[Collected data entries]

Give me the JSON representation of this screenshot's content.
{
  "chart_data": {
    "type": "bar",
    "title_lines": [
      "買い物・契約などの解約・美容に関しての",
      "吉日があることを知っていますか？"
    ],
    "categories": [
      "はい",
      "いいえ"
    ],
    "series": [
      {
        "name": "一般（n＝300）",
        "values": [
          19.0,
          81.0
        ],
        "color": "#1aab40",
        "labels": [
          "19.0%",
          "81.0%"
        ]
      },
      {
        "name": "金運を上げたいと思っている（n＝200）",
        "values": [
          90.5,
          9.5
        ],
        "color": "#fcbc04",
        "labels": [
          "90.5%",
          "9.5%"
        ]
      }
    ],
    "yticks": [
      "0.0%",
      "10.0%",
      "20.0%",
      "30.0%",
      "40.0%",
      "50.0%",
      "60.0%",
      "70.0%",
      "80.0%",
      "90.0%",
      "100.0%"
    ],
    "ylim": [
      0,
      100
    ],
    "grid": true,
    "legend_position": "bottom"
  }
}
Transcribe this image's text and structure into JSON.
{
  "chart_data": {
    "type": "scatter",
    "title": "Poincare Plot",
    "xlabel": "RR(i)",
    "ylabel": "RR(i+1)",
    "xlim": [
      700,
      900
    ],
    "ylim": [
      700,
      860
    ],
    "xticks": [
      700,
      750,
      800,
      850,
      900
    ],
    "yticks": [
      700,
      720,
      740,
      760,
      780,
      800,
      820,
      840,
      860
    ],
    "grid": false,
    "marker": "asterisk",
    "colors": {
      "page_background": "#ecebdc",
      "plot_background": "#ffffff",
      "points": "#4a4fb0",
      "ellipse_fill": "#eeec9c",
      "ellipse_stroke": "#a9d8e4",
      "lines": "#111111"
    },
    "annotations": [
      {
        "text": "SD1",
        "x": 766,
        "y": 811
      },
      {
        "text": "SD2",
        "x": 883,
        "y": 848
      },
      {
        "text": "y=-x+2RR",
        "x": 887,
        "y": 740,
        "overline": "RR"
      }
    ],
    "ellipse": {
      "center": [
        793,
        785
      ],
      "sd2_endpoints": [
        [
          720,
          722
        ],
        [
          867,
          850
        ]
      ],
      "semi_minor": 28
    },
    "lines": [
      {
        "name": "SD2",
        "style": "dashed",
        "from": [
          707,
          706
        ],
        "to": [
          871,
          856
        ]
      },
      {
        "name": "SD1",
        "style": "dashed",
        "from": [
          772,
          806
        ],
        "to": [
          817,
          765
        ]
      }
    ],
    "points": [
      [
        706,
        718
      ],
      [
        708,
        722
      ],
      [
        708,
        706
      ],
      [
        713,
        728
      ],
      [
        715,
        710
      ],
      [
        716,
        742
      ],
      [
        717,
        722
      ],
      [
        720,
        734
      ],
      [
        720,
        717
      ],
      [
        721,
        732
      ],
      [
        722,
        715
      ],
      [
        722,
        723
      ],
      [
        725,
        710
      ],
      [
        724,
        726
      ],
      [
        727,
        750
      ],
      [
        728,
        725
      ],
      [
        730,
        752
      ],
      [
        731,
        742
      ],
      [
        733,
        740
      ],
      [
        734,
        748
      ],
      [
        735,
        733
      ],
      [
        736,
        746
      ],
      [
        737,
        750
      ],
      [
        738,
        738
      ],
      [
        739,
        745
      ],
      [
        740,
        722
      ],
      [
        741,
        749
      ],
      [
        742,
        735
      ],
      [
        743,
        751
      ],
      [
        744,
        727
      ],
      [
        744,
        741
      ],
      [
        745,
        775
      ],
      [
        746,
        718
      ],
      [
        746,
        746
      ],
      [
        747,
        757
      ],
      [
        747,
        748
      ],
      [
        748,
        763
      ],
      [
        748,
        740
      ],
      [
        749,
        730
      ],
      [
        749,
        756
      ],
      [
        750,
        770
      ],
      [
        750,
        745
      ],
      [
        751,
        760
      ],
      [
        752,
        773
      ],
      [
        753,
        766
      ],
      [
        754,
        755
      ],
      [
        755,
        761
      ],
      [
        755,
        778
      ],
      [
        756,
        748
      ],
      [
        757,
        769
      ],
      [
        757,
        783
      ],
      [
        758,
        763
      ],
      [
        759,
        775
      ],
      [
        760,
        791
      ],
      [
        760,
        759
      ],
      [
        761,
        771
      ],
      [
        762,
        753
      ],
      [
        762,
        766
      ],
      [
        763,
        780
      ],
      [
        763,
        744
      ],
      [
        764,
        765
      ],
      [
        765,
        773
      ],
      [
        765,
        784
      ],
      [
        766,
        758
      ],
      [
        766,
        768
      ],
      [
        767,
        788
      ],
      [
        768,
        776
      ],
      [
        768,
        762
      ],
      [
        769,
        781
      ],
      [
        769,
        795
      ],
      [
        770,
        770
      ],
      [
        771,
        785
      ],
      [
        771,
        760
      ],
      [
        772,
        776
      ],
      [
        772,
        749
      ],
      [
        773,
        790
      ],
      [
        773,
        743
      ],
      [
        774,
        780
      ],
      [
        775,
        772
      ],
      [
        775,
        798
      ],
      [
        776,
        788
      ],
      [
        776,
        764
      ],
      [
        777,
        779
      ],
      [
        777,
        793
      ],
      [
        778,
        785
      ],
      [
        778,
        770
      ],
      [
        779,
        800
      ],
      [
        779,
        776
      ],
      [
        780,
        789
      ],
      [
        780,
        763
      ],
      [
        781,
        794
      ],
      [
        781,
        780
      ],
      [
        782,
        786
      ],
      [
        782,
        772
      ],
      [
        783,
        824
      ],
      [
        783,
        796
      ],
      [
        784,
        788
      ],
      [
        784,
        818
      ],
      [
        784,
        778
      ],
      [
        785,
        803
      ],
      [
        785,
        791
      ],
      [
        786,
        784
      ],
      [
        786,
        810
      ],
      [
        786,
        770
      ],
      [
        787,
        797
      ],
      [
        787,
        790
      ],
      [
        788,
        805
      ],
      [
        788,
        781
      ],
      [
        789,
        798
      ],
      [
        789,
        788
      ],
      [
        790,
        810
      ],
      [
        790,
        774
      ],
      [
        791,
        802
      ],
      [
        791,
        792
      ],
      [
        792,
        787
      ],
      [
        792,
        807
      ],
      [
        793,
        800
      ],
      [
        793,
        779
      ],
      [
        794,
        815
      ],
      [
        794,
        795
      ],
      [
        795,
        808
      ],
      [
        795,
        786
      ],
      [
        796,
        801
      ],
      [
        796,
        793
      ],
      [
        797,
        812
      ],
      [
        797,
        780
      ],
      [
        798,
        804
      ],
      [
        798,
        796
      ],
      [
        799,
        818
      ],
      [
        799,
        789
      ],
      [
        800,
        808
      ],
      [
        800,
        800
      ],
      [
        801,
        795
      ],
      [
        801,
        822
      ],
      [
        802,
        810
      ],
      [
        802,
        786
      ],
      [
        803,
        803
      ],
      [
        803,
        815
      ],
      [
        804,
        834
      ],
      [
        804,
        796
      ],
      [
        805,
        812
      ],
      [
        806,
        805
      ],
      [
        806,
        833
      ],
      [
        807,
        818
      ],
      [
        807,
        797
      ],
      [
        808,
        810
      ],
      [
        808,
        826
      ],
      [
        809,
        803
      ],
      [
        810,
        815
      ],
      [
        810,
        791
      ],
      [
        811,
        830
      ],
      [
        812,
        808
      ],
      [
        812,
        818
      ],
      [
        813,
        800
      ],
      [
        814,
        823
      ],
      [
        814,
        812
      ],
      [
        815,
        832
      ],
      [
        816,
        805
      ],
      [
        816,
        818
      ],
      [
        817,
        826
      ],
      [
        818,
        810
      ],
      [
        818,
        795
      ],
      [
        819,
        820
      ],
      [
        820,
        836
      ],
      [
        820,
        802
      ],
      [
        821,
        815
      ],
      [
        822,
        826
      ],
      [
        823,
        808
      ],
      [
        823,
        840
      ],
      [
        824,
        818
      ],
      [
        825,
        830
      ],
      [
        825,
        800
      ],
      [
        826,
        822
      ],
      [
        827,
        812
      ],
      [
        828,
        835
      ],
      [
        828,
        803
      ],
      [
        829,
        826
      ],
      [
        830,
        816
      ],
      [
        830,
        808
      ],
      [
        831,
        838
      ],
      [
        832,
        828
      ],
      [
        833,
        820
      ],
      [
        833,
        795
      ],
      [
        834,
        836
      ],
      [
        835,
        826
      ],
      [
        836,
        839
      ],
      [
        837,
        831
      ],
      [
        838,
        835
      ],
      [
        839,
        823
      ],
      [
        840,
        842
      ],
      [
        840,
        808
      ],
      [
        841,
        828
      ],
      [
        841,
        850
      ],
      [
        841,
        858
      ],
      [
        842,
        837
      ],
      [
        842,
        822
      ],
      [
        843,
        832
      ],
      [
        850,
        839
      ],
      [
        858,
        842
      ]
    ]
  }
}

### Instructions to follow:
Copy every line of the data that holds the string "name".

### Correct answer:
        "name": "一般（n＝300）",
        "name": "金運を上げたいと思っている（n＝200）",
        "name": "SD2",
        "name": "SD1",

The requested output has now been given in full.